● **Saved data entries**:
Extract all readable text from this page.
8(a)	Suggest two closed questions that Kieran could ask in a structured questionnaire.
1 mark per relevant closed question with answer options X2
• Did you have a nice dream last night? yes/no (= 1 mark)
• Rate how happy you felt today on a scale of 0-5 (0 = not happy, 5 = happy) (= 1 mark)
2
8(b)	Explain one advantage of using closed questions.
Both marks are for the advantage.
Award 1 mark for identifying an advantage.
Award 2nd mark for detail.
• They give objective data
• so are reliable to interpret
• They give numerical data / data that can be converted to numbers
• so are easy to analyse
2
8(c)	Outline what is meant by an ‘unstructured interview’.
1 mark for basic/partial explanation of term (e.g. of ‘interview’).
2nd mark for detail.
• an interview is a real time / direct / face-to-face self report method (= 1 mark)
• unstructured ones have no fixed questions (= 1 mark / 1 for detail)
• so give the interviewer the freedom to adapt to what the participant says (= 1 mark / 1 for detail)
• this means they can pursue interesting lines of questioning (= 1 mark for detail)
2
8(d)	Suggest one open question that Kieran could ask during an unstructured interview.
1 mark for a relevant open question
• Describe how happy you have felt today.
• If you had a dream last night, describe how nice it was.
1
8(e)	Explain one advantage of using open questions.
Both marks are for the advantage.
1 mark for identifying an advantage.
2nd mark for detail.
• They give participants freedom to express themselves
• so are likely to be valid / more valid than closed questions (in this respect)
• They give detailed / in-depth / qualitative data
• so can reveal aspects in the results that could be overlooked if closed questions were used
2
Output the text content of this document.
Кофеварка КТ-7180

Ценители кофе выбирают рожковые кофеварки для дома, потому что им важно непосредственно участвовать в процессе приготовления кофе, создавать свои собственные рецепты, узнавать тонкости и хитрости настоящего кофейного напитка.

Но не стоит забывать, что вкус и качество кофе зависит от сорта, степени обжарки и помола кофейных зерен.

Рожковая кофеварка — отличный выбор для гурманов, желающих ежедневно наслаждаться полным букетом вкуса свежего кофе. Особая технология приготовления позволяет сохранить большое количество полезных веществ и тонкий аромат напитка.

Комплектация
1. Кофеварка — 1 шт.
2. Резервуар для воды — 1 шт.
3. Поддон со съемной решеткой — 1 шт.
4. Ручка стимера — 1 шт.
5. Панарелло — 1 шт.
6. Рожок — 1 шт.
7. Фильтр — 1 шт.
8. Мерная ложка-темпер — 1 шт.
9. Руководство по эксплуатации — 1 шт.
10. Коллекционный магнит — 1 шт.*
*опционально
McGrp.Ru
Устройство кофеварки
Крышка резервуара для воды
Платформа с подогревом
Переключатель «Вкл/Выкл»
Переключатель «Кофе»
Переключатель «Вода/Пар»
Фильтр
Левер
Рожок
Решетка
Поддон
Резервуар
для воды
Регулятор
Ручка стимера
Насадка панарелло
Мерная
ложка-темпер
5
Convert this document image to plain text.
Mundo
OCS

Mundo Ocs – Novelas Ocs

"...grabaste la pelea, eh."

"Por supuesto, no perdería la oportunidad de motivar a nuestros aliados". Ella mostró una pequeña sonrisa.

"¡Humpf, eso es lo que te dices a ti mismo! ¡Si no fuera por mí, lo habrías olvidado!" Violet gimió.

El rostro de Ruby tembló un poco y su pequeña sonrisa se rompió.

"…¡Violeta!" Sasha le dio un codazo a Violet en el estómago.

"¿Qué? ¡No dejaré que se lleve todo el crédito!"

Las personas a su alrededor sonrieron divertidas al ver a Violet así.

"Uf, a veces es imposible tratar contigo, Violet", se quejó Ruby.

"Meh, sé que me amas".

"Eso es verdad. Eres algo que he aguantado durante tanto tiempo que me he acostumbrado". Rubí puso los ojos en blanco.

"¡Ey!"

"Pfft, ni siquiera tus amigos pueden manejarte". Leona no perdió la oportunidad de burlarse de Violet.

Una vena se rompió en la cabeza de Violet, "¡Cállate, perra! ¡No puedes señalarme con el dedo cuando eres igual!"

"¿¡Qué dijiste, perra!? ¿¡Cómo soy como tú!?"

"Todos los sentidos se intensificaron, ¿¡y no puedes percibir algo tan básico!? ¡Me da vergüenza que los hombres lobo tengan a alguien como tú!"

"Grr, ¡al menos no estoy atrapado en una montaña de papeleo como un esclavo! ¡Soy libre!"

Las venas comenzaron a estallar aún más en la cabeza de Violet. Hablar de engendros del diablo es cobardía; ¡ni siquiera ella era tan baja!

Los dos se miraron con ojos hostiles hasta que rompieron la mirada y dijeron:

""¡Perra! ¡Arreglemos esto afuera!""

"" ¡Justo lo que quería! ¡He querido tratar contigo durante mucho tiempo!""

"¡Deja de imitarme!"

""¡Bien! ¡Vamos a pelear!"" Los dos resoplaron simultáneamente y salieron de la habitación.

● **Instruction**: Copy down the material exactly as written.

● **Answer**:
Extract all readable text from this page.
8(a)	Suggest two closed questions that Kieran could ask in a structured questionnaire.
1 mark per relevant closed question with answer options X2
• Did you have a nice dream last night? yes/no (= 1 mark)
• Rate how happy you felt today on a scale of 0-5 (0 = not happy, 5 = happy) (= 1 mark)
2
8(b)	Explain one advantage of using closed questions.
Both marks are for the advantage.
Award 1 mark for identifying an advantage.
Award 2nd mark for detail.
• They give objective data
• so are reliable to interpret
• They give numerical data / data that can be converted to numbers
• so are easy to analyse
2
8(c)	Outline what is meant by an ‘unstructured interview’.
1 mark for basic/partial explanation of term (e.g. of ‘interview’).
2nd mark for detail.
• an interview is a real time / direct / face-to-face self report method (= 1 mark)
• unstructured ones have no fixed questions (= 1 mark / 1 for detail)
• so give the interviewer the freedom to adapt to what the participant says (= 1 mark / 1 for detail)
• this means they can pursue interesting lines of questioning (= 1 mark for detail)
2
8(d)	Suggest one open question that Kieran could ask during an unstructured interview.
1 mark for a relevant open question
• Describe how happy you have felt today.
• If you had a dream last night, describe how nice it was.
1
8(e)	Explain one advantage of using open questions.
Both marks are for the advantage.
1 mark for identifying an advantage.
2nd mark for detail.
• They give participants freedom to express themselves
• so are likely to be valid / more valid than closed questions (in this respect)
• They give detailed / in-depth / qualitative data
• so can reveal aspects in the results that could be overlooked if closed questions were used
2
Output the text content of this document.
Кофеварка КТ-7180

Ценители кофе выбирают рожковые кофеварки для дома, потому что им важно непосредственно участвовать в процессе приготовления кофе, создавать свои собственные рецепты, узнавать тонкости и хитрости настоящего кофейного напитка.

Но не стоит забывать, что вкус и качество кофе зависит от сорта, степени обжарки и помола кофейных зерен.

Рожковая кофеварка — отличный выбор для гурманов, желающих ежедневно наслаждаться полным букетом вкуса свежего кофе. Особая технология приготовления позволяет сохранить большое количество полезных веществ и тонкий аромат напитка.

Комплектация
1. Кофеварка — 1 шт.
2. Резервуар для воды — 1 шт.
3. Поддон со съемной решеткой — 1 шт.
4. Ручка стимера — 1 шт.
5. Панарелло — 1 шт.
6. Рожок — 1 шт.
7. Фильтр — 1 шт.
8. Мерная ложка-темпер — 1 шт.
9. Руководство по эксплуатации — 1 шт.
10. Коллекционный магнит — 1 шт.*
*опционально
McGrp.Ru
Устройство кофеварки
Крышка резервуара для воды
Платформа с подогревом
Переключатель «Вкл/Выкл»
Переключатель «Кофе»
Переключатель «Вода/Пар»
Фильтр
Левер
Рожок
Решетка
Поддон
Резервуар
для воды
Регулятор
Ручка стимера
Насадка панарелло
Мерная
ложка-темпер
5
Convert this document image to plain text.
Mundo
OCS

Mundo Ocs – Novelas Ocs

"...grabaste la pelea, eh."

"Por supuesto, no perdería la oportunidad de motivar a nuestros aliados". Ella mostró una pequeña sonrisa.

"¡Humpf, eso es lo que te dices a ti mismo! ¡Si no fuera por mí, lo habrías olvidado!" Violet gimió.

El rostro de Ruby tembló un poco y su pequeña sonrisa se rompió.

"…¡Violeta!" Sasha le dio un codazo a Violet en el estómago.

"¿Qué? ¡No dejaré que se lleve todo el crédito!"

Las personas a su alrededor sonrieron divertidas al ver a Violet así.

"Uf, a veces es imposible tratar contigo, Violet", se quejó Ruby.

"Meh, sé que me amas".

"Eso es verdad. Eres algo que he aguantado durante tanto tiempo que me he acostumbrado". Rubí puso los ojos en blanco.

"¡Ey!"

"Pfft, ni siquiera tus amigos pueden manejarte". Leona no perdió la oportunidad de burlarse de Violet.

Una vena se rompió en la cabeza de Violet, "¡Cállate, perra! ¡No puedes señalarme con el dedo cuando eres igual!"

"¿¡Qué dijiste, perra!? ¿¡Cómo soy como tú!?"

"Todos los sentidos se intensificaron, ¿¡y no puedes percibir algo tan básico!? ¡Me da vergüenza que los hombres lobo tengan a alguien como tú!"

"Grr, ¡al menos no estoy atrapado en una montaña de papeleo como un esclavo! ¡Soy libre!"

Las venas comenzaron a estallar aún más en la cabeza de Violet. Hablar de engendros del diablo es cobardía; ¡ni siquiera ella era tan baja!

Los dos se miraron con ojos hostiles hasta que rompieron la mirada y dijeron:

""¡Perra! ¡Arreglemos esto afuera!""

"" ¡Justo lo que quería! ¡He querido tratar contigo durante mucho tiempo!""

"¡Deja de imitarme!"

""¡Bien! ¡Vamos a pelear!"" Los dos resoplaron simultáneamente y salieron de la habitación.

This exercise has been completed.